Dataset items:
....................
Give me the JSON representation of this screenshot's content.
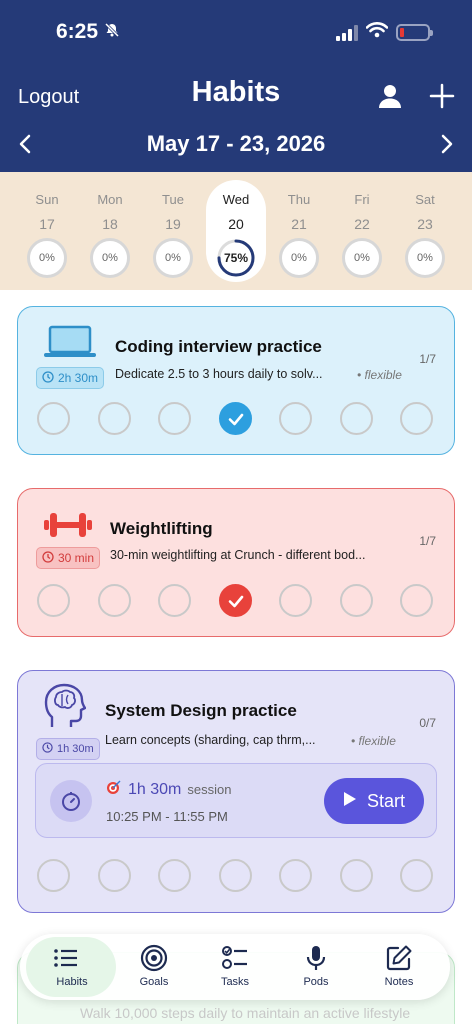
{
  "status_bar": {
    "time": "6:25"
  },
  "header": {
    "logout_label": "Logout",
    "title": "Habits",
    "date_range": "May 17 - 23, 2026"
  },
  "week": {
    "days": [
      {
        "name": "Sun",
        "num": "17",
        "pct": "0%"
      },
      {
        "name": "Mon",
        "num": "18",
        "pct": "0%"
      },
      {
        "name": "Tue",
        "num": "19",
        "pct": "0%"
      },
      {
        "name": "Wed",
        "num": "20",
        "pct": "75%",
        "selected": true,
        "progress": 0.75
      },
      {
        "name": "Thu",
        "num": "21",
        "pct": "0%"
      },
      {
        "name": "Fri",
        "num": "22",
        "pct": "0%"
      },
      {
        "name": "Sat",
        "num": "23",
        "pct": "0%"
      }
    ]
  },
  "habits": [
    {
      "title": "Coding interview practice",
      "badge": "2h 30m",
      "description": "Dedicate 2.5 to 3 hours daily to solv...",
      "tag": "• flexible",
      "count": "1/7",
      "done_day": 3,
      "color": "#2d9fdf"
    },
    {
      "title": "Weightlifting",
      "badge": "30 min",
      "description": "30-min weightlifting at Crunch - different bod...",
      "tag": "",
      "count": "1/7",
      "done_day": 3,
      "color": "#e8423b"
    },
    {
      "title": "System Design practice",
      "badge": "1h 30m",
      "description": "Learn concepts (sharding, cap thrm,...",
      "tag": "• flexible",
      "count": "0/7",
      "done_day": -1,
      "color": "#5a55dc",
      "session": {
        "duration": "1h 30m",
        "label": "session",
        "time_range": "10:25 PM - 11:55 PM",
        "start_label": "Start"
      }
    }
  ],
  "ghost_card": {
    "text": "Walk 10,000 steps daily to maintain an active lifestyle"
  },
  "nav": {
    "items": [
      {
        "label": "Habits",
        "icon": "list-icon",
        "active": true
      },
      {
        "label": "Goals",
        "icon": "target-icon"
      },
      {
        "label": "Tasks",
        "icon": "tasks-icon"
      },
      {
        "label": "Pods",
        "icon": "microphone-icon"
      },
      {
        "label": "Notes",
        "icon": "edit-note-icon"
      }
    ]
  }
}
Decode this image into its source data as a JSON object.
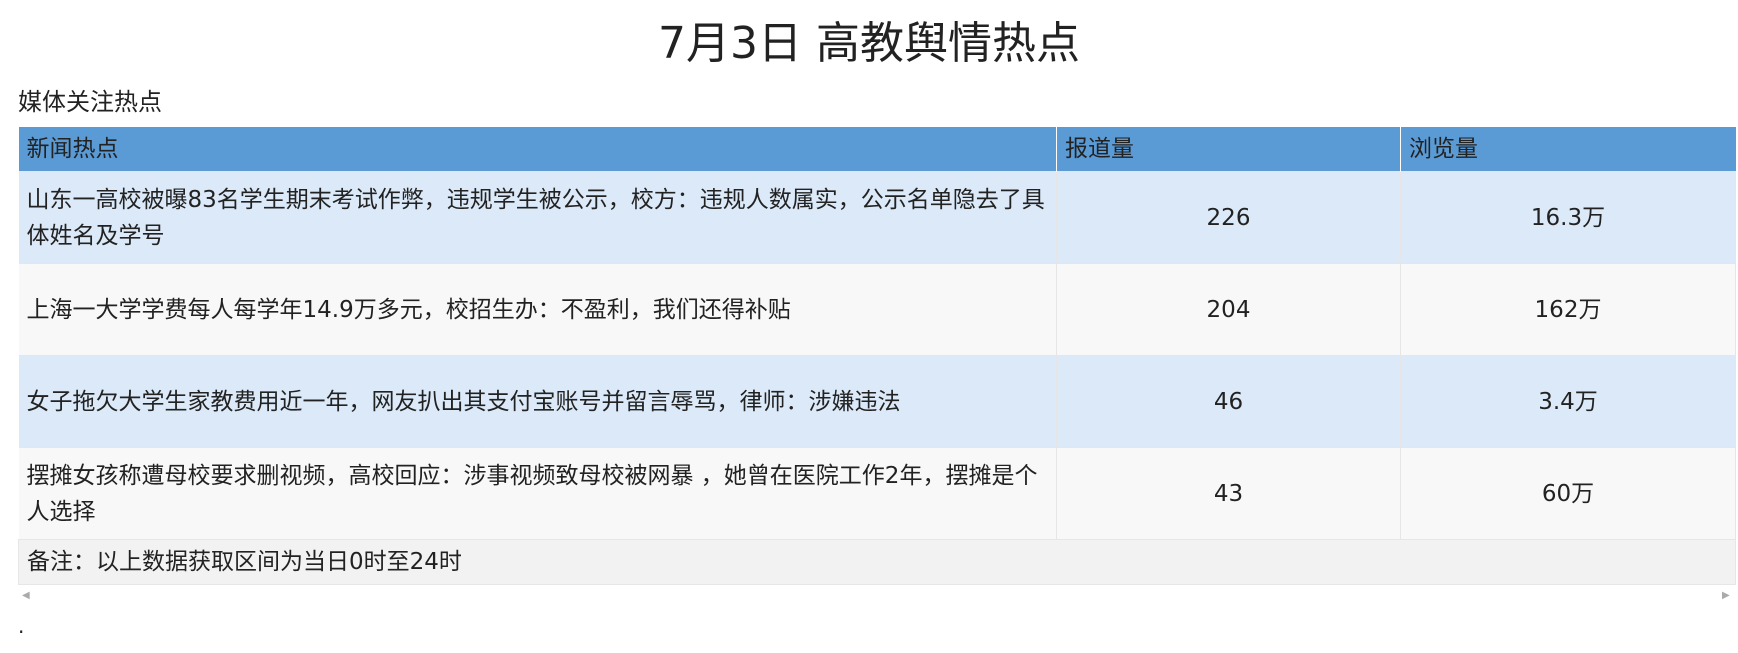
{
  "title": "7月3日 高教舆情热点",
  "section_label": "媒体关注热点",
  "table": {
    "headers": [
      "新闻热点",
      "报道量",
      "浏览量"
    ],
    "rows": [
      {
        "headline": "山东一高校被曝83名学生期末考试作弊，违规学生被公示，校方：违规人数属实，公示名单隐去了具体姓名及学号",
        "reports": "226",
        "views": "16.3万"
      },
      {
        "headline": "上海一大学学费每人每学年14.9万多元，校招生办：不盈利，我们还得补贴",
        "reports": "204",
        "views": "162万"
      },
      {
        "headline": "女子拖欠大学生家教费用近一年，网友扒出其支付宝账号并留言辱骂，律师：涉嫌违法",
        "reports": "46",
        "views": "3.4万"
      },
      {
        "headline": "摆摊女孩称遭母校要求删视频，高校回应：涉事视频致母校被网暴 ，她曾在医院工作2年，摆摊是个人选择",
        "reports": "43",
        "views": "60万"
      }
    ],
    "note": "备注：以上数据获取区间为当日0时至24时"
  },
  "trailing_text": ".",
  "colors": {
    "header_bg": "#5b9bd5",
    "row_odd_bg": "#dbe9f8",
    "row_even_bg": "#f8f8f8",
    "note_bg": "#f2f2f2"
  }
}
....................
Exercise aim:
Gather all lines where the word "practice" appears.

Result of this task:
      "title": "Coding interview practice",
      "title": "System Design practice",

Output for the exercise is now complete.